EXERCISE →
Reproduce all of the data word for word.

INFORMATION SHOWN →
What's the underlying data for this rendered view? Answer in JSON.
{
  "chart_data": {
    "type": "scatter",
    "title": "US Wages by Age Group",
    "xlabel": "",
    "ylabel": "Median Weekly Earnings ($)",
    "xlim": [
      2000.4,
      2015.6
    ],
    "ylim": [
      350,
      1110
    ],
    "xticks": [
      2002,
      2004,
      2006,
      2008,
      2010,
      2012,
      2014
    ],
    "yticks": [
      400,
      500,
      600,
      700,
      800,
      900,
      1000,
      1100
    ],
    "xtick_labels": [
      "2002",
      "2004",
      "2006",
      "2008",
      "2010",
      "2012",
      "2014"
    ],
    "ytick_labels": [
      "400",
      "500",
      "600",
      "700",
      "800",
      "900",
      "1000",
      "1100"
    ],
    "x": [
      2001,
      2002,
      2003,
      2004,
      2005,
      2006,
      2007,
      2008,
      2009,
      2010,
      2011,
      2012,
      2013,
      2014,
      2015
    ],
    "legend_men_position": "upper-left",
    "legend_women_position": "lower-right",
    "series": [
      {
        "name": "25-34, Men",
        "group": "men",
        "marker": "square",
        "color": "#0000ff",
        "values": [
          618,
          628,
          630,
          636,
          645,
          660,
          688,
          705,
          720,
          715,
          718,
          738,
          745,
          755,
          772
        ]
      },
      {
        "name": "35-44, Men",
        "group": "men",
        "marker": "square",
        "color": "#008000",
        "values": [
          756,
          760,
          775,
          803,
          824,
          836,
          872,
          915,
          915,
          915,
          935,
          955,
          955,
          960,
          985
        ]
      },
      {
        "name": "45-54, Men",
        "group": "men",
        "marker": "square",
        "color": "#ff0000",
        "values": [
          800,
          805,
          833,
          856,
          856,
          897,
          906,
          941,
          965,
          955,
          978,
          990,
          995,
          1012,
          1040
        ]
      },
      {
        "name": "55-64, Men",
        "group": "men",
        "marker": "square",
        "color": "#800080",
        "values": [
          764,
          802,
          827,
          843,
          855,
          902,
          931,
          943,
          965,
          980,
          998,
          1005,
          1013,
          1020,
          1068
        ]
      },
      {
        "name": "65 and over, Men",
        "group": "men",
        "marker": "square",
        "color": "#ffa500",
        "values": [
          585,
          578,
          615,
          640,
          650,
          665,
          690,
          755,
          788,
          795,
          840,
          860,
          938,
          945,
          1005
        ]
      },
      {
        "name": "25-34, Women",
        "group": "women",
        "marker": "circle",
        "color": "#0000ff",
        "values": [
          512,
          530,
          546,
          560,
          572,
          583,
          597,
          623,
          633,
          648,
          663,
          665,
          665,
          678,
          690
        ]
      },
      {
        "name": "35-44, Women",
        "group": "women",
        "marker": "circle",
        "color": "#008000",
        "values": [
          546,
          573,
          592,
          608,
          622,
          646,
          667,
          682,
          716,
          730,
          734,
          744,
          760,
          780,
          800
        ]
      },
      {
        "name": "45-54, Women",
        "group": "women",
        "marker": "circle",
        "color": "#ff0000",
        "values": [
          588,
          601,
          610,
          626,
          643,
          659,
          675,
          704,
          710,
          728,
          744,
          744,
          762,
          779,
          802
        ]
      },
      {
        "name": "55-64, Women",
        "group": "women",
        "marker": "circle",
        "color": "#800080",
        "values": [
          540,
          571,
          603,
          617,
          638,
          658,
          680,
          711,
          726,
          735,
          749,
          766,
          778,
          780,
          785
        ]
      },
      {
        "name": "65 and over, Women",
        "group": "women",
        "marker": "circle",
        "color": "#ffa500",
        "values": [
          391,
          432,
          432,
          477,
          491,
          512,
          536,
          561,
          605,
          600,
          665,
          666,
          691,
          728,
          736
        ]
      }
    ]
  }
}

WRITTEN ANSWER →
What's the underlying data for this rendered view? Answer in JSON.
{
  "chart_data": {
    "type": "scatter",
    "title": "US Wages by Age Group",
    "xlabel": "",
    "ylabel": "Median Weekly Earnings ($)",
    "xlim": [
      2000.4,
      2015.6
    ],
    "ylim": [
      350,
      1110
    ],
    "xticks": [
      2002,
      2004,
      2006,
      2008,
      2010,
      2012,
      2014
    ],
    "yticks": [
      400,
      500,
      600,
      700,
      800,
      900,
      1000,
      1100
    ],
    "xtick_labels": [
      "2002",
      "2004",
      "2006",
      "2008",
      "2010",
      "2012",
      "2014"
    ],
    "ytick_labels": [
      "400",
      "500",
      "600",
      "700",
      "800",
      "900",
      "1000",
      "1100"
    ],
    "x": [
      2001,
      2002,
      2003,
      2004,
      2005,
      2006,
      2007,
      2008,
      2009,
      2010,
      2011,
      2012,
      2013,
      2014,
      2015
    ],
    "legend_men_position": "upper-left",
    "legend_women_position": "lower-right",
    "series": [
      {
        "name": "25-34, Men",
        "group": "men",
        "marker": "square",
        "color": "#0000ff",
        "values": [
          618,
          628,
          630,
          636,
          645,
          660,
          688,
          705,
          720,
          715,
          718,
          738,
          745,
          755,
          772
        ]
      },
      {
        "name": "35-44, Men",
        "group": "men",
        "marker": "square",
        "color": "#008000",
        "values": [
          756,
          760,
          775,
          803,
          824,
          836,
          872,
          915,
          915,
          915,
          935,
          955,
          955,
          960,
          985
        ]
      },
      {
        "name": "45-54, Men",
        "group": "men",
        "marker": "square",
        "color": "#ff0000",
        "values": [
          800,
          805,
          833,
          856,
          856,
          897,
          906,
          941,
          965,
          955,
          978,
          990,
          995,
          1012,
          1040
        ]
      },
      {
        "name": "55-64, Men",
        "group": "men",
        "marker": "square",
        "color": "#800080",
        "values": [
          764,
          802,
          827,
          843,
          855,
          902,
          931,
          943,
          965,
          980,
          998,
          1005,
          1013,
          1020,
          1068
        ]
      },
      {
        "name": "65 and over, Men",
        "group": "men",
        "marker": "square",
        "color": "#ffa500",
        "values": [
          585,
          578,
          615,
          640,
          650,
          665,
          690,
          755,
          788,
          795,
          840,
          860,
          938,
          945,
          1005
        ]
      },
      {
        "name": "25-34, Women",
        "group": "women",
        "marker": "circle",
        "color": "#0000ff",
        "values": [
          512,
          530,
          546,
          560,
          572,
          583,
          597,
          623,
          633,
          648,
          663,
          665,
          665,
          678,
          690
        ]
      },
      {
        "name": "35-44, Women",
        "group": "women",
        "marker": "circle",
        "color": "#008000",
        "values": [
          546,
          573,
          592,
          608,
          622,
          646,
          667,
          682,
          716,
          730,
          734,
          744,
          760,
          780,
          800
        ]
      },
      {
        "name": "45-54, Women",
        "group": "women",
        "marker": "circle",
        "color": "#ff0000",
        "values": [
          588,
          601,
          610,
          626,
          643,
          659,
          675,
          704,
          710,
          728,
          744,
          744,
          762,
          779,
          802
        ]
      },
      {
        "name": "55-64, Women",
        "group": "women",
        "marker": "circle",
        "color": "#800080",
        "values": [
          540,
          571,
          603,
          617,
          638,
          658,
          680,
          711,
          726,
          735,
          749,
          766,
          778,
          780,
          785
        ]
      },
      {
        "name": "65 and over, Women",
        "group": "women",
        "marker": "circle",
        "color": "#ffa500",
        "values": [
          391,
          432,
          432,
          477,
          491,
          512,
          536,
          561,
          605,
          600,
          665,
          666,
          691,
          728,
          736
        ]
      }
    ]
  }
}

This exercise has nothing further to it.